● **Exercise requirements**
Locate each line containing the string "ylabel" and copy it out.

[Data listing]
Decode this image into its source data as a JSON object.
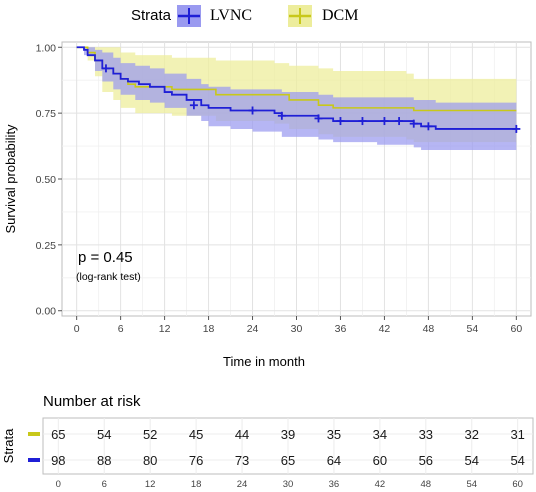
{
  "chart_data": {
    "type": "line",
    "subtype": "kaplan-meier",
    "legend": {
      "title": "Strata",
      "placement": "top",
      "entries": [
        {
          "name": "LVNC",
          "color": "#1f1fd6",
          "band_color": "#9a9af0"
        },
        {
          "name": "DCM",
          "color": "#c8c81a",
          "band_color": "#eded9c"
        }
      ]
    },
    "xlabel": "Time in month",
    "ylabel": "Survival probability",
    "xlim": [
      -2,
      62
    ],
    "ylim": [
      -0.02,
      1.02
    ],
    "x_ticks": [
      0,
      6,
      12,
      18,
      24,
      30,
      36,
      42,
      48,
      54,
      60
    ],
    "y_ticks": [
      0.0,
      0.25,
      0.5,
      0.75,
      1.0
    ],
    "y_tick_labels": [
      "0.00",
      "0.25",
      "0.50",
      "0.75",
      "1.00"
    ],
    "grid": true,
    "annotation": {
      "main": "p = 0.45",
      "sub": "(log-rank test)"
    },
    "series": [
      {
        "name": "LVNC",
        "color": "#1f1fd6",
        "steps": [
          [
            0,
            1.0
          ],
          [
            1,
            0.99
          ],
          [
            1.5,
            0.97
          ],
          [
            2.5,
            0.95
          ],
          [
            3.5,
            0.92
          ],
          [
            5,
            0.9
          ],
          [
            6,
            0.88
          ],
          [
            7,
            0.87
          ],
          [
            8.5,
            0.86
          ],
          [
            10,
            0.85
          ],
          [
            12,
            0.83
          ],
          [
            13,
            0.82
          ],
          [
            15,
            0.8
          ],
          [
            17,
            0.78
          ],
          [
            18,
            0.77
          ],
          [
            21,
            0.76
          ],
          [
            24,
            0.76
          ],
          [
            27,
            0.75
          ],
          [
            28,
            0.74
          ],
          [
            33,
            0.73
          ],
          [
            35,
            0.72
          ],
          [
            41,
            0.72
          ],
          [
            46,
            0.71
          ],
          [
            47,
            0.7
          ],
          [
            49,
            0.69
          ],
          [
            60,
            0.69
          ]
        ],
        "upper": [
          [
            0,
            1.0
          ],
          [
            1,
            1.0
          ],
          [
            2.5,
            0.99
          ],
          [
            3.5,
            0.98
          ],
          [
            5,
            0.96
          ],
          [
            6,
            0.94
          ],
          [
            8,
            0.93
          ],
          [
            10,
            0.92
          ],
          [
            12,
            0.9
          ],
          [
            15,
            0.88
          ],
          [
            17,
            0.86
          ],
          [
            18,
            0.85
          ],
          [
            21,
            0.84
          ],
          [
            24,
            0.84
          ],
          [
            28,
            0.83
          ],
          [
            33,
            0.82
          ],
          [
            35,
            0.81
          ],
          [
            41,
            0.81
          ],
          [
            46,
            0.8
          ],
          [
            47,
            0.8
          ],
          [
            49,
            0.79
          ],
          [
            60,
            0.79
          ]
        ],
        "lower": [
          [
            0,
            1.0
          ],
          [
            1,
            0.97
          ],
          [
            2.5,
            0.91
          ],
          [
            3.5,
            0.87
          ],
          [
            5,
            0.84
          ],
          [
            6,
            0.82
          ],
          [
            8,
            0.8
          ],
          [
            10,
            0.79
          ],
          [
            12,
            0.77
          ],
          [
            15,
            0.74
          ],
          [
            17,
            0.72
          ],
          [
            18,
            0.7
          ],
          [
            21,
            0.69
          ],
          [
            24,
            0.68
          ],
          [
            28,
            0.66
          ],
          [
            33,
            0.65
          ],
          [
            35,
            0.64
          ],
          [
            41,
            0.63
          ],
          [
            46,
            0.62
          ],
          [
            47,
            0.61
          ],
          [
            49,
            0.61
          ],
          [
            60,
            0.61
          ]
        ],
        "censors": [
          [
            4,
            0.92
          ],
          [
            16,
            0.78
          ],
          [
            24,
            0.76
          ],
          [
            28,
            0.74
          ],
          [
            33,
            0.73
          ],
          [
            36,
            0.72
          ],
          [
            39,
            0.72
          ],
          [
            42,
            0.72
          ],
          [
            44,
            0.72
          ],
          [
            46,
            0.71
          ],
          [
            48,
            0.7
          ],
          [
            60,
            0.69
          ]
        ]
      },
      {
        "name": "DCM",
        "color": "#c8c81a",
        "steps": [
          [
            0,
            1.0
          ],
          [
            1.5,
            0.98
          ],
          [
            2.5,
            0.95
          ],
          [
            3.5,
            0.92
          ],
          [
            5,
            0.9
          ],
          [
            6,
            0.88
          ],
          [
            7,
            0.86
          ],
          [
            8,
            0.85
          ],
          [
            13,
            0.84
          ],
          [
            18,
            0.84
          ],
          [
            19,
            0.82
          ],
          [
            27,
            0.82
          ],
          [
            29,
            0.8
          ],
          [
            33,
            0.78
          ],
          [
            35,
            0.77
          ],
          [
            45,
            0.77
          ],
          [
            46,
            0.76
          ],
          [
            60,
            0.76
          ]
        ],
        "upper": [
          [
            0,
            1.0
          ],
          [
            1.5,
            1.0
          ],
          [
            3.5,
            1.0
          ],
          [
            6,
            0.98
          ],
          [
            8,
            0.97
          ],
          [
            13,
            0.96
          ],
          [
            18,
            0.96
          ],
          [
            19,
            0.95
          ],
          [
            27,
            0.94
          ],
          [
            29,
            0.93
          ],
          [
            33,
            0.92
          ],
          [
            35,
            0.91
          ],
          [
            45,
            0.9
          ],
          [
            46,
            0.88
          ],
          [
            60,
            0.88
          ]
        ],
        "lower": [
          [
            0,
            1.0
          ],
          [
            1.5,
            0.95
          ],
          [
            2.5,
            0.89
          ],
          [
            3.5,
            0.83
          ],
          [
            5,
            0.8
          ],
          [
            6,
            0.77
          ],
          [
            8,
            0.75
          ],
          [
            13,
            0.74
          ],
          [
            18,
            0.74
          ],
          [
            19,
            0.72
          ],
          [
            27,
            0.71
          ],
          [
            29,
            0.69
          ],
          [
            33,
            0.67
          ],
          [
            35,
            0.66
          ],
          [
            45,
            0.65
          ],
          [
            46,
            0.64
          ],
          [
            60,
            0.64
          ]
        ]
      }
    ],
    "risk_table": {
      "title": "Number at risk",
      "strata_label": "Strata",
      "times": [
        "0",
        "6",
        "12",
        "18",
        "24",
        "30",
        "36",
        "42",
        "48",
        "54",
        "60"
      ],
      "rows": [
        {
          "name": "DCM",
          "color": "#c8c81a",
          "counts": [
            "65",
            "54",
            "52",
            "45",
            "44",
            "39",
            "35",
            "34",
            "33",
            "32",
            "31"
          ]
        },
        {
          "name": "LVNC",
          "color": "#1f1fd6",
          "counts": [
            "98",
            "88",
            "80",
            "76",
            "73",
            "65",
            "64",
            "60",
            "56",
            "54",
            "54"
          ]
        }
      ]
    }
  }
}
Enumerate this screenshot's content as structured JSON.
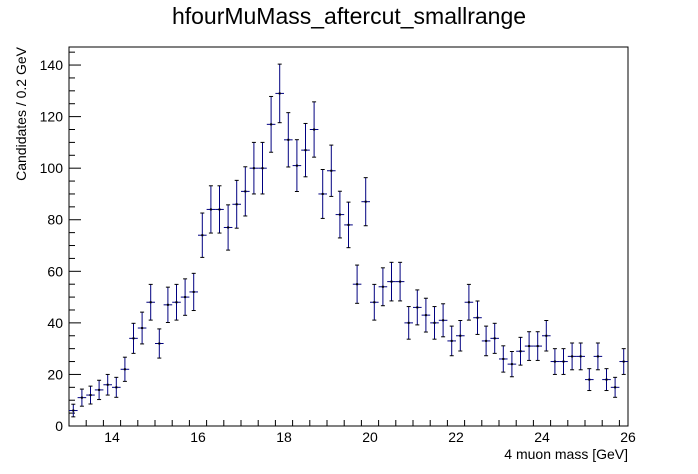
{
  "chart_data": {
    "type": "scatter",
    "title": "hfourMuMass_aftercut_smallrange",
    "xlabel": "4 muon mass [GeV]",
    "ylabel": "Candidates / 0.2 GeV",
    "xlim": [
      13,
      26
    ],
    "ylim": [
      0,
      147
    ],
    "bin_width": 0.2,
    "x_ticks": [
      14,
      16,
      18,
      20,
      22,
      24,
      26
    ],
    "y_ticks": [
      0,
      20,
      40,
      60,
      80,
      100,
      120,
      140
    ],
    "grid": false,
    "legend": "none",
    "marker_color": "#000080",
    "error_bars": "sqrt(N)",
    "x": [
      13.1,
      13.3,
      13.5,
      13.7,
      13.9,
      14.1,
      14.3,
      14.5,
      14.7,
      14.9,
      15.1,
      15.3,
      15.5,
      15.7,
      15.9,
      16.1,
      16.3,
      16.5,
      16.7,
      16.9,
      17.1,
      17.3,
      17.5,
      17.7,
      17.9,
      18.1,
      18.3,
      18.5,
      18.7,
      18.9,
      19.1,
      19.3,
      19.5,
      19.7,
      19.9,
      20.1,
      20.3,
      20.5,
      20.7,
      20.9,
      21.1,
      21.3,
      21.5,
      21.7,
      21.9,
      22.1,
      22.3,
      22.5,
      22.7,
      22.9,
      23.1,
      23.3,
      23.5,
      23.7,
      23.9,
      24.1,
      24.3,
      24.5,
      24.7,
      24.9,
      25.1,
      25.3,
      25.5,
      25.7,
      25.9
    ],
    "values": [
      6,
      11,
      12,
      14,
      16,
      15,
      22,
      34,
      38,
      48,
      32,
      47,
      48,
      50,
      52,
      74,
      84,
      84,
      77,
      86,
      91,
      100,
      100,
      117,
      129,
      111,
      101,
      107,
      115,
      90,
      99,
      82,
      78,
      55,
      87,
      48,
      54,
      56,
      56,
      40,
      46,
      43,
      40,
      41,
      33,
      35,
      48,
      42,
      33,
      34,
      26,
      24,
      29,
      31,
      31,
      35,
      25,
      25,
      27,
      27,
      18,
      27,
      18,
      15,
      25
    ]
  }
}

● **The completed task**
    "ylabel": "Survival probability",
    "ylabel": "Candidates / 0.2 GeV",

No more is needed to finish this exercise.